■ YOUR INSTRUCTIONS: Restate all the material verbatim, except for the pictures.

■ RECORD LIST:
START

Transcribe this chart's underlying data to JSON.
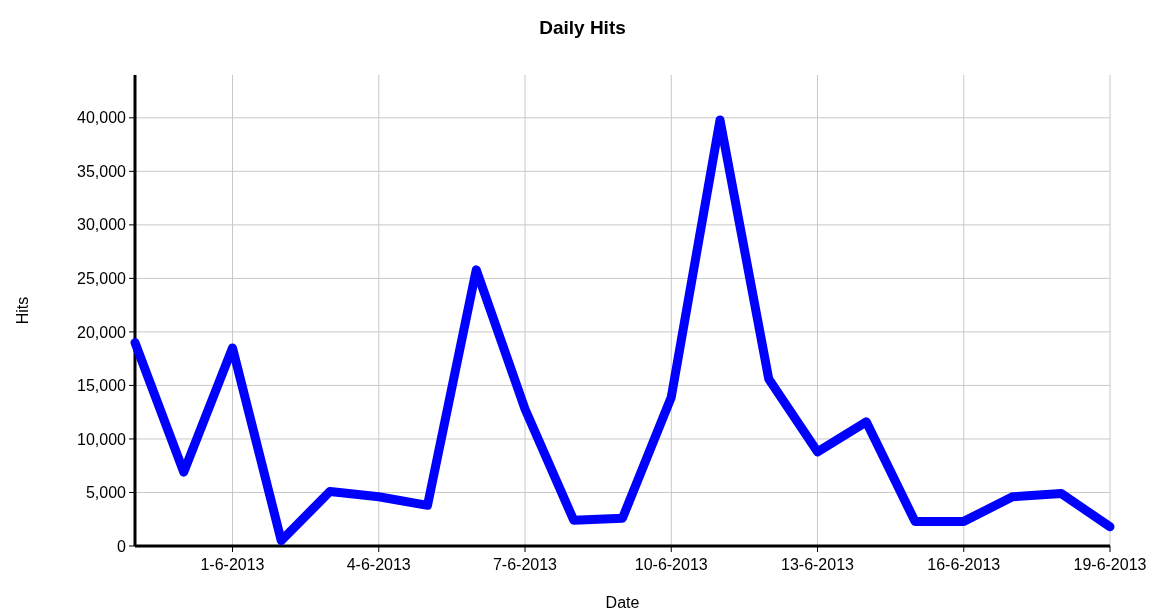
{
  "chart_data": {
    "type": "line",
    "title": "Daily Hits",
    "xlabel": "Date",
    "ylabel": "Hits",
    "x": [
      "2013-05-30",
      "2013-05-31",
      "2013-06-01",
      "2013-06-02",
      "2013-06-03",
      "2013-06-04",
      "2013-06-05",
      "2013-06-06",
      "2013-06-07",
      "2013-06-08",
      "2013-06-09",
      "2013-06-10",
      "2013-06-11",
      "2013-06-12",
      "2013-06-13",
      "2013-06-14",
      "2013-06-15",
      "2013-06-16",
      "2013-06-17",
      "2013-06-18",
      "2013-06-19"
    ],
    "series": [
      {
        "color": "#0000ff",
        "values": [
          19000,
          6900,
          18500,
          500,
          5100,
          4600,
          3800,
          25800,
          12800,
          2400,
          2600,
          13900,
          39800,
          15600,
          8800,
          11600,
          2300,
          2300,
          4600,
          4900,
          1800
        ]
      }
    ],
    "xlim": [
      "2013-05-30",
      "2013-06-19"
    ],
    "xticks": [
      {
        "value": "2013-06-01",
        "label": "1-6-2013"
      },
      {
        "value": "2013-06-04",
        "label": "4-6-2013"
      },
      {
        "value": "2013-06-07",
        "label": "7-6-2013"
      },
      {
        "value": "2013-06-10",
        "label": "10-6-2013"
      },
      {
        "value": "2013-06-13",
        "label": "13-6-2013"
      },
      {
        "value": "2013-06-16",
        "label": "16-6-2013"
      },
      {
        "value": "2013-06-19",
        "label": "19-6-2013"
      }
    ],
    "ylim": [
      0,
      44000
    ],
    "yticks": [
      0,
      {
        "value": 5000,
        "label": "5,000"
      },
      {
        "value": 10000,
        "label": "10,000"
      },
      {
        "value": 15000,
        "label": "15,000"
      },
      {
        "value": 20000,
        "label": "20,000"
      },
      {
        "value": 25000,
        "label": "25,000"
      },
      {
        "value": 30000,
        "label": "30,000"
      },
      {
        "value": 35000,
        "label": "35,000"
      },
      {
        "value": 40000,
        "label": "40,000"
      }
    ],
    "grid": true,
    "marker": "none",
    "line_style": "solid"
  }
}
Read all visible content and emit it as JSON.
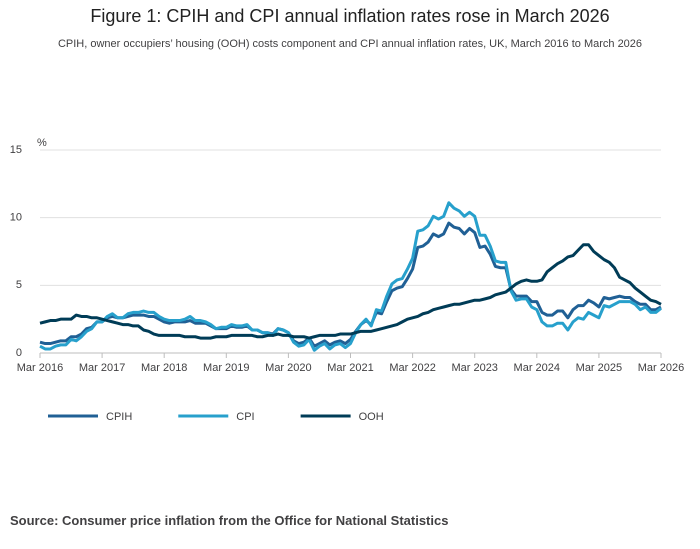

END

■ ANSWER TO THE TASK:
Transcribe this chart's underlying data to JSON.
{
  "chart_data": {
    "type": "line",
    "title": "Daily Hits",
    "xlabel": "Date",
    "ylabel": "Hits",
    "x": [
      "2013-05-30",
      "2013-05-31",
      "2013-06-01",
      "2013-06-02",
      "2013-06-03",
      "2013-06-04",
      "2013-06-05",
      "2013-06-06",
      "2013-06-07",
      "2013-06-08",
      "2013-06-09",
      "2013-06-10",
      "2013-06-11",
      "2013-06-12",
      "2013-06-13",
      "2013-06-14",
      "2013-06-15",
      "2013-06-16",
      "2013-06-17",
      "2013-06-18",
      "2013-06-19"
    ],
    "series": [
      {
        "color": "#0000ff",
        "values": [
          19000,
          6900,
          18500,
          500,
          5100,
          4600,
          3800,
          25800,
          12800,
          2400,
          2600,
          13900,
          39800,
          15600,
          8800,
          11600,
          2300,
          2300,
          4600,
          4900,
          1800
        ]
      }
    ],
    "xlim": [
      "2013-05-30",
      "2013-06-19"
    ],
    "xticks": [
      {
        "value": "2013-06-01",
        "label": "1-6-2013"
      },
      {
        "value": "2013-06-04",
        "label": "4-6-2013"
      },
      {
        "value": "2013-06-07",
        "label": "7-6-2013"
      },
      {
        "value": "2013-06-10",
        "label": "10-6-2013"
      },
      {
        "value": "2013-06-13",
        "label": "13-6-2013"
      },
      {
        "value": "2013-06-16",
        "label": "16-6-2013"
      },
      {
        "value": "2013-06-19",
        "label": "19-6-2013"
      }
    ],
    "ylim": [
      0,
      44000
    ],
    "yticks": [
      0,
      {
        "value": 5000,
        "label": "5,000"
      },
      {
        "value": 10000,
        "label": "10,000"
      },
      {
        "value": 15000,
        "label": "15,000"
      },
      {
        "value": 20000,
        "label": "20,000"
      },
      {
        "value": 25000,
        "label": "25,000"
      },
      {
        "value": 30000,
        "label": "30,000"
      },
      {
        "value": 35000,
        "label": "35,000"
      },
      {
        "value": 40000,
        "label": "40,000"
      }
    ],
    "grid": true,
    "marker": "none",
    "line_style": "solid"
  }
}
Read all visible content and emit it as JSON.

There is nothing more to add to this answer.